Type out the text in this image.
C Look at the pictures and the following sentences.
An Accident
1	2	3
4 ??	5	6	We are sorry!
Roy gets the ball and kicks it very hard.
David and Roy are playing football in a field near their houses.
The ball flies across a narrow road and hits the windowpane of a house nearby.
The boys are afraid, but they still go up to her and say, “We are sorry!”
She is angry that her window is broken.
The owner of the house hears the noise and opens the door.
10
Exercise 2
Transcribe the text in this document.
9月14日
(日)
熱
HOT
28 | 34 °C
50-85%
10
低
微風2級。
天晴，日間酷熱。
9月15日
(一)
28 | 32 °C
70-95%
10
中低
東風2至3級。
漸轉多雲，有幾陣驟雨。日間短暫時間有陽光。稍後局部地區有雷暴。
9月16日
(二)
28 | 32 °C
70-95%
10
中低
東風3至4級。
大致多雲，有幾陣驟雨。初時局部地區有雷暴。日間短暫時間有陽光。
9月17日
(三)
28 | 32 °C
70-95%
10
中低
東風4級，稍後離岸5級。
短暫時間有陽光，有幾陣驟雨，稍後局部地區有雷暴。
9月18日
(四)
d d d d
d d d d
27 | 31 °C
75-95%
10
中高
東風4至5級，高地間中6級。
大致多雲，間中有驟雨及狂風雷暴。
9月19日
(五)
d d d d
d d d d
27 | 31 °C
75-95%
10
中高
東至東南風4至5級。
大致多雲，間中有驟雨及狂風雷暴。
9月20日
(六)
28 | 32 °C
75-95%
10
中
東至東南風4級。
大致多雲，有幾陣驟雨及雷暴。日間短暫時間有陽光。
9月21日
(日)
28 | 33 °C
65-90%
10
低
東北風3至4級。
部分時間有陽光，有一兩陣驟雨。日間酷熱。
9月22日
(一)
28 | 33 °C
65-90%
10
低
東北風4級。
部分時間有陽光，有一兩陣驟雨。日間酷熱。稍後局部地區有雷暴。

# To do
Go back to the listing above and please repeat it exactly.

# Solution to this exercise
Type out the text in this image.
C Look at the pictures and the following sentences.
An Accident
1	2	3
4 ??	5	6	We are sorry!
Roy gets the ball and kicks it very hard.
David and Roy are playing football in a field near their houses.
The ball flies across a narrow road and hits the windowpane of a house nearby.
The boys are afraid, but they still go up to her and say, “We are sorry!”
She is angry that her window is broken.
The owner of the house hears the noise and opens the door.
10
Exercise 2
Transcribe the text in this document.
9月14日
(日)
熱
HOT
28 | 34 °C
50-85%
10
低
微風2級。
天晴，日間酷熱。
9月15日
(一)
28 | 32 °C
70-95%
10
中低
東風2至3級。
漸轉多雲，有幾陣驟雨。日間短暫時間有陽光。稍後局部地區有雷暴。
9月16日
(二)
28 | 32 °C
70-95%
10
中低
東風3至4級。
大致多雲，有幾陣驟雨。初時局部地區有雷暴。日間短暫時間有陽光。
9月17日
(三)
28 | 32 °C
70-95%
10
中低
東風4級，稍後離岸5級。
短暫時間有陽光，有幾陣驟雨，稍後局部地區有雷暴。
9月18日
(四)
d d d d
d d d d
27 | 31 °C
75-95%
10
中高
東風4至5級，高地間中6級。
大致多雲，間中有驟雨及狂風雷暴。
9月19日
(五)
d d d d
d d d d
27 | 31 °C
75-95%
10
中高
東至東南風4至5級。
大致多雲，間中有驟雨及狂風雷暴。
9月20日
(六)
28 | 32 °C
75-95%
10
中
東至東南風4級。
大致多雲，有幾陣驟雨及雷暴。日間短暫時間有陽光。
9月21日
(日)
28 | 33 °C
65-90%
10
低
東北風3至4級。
部分時間有陽光，有一兩陣驟雨。日間酷熱。
9月22日
(一)
28 | 33 °C
65-90%
10
低
東北風4級。
部分時間有陽光，有一兩陣驟雨。日間酷熱。稍後局部地區有雷暴。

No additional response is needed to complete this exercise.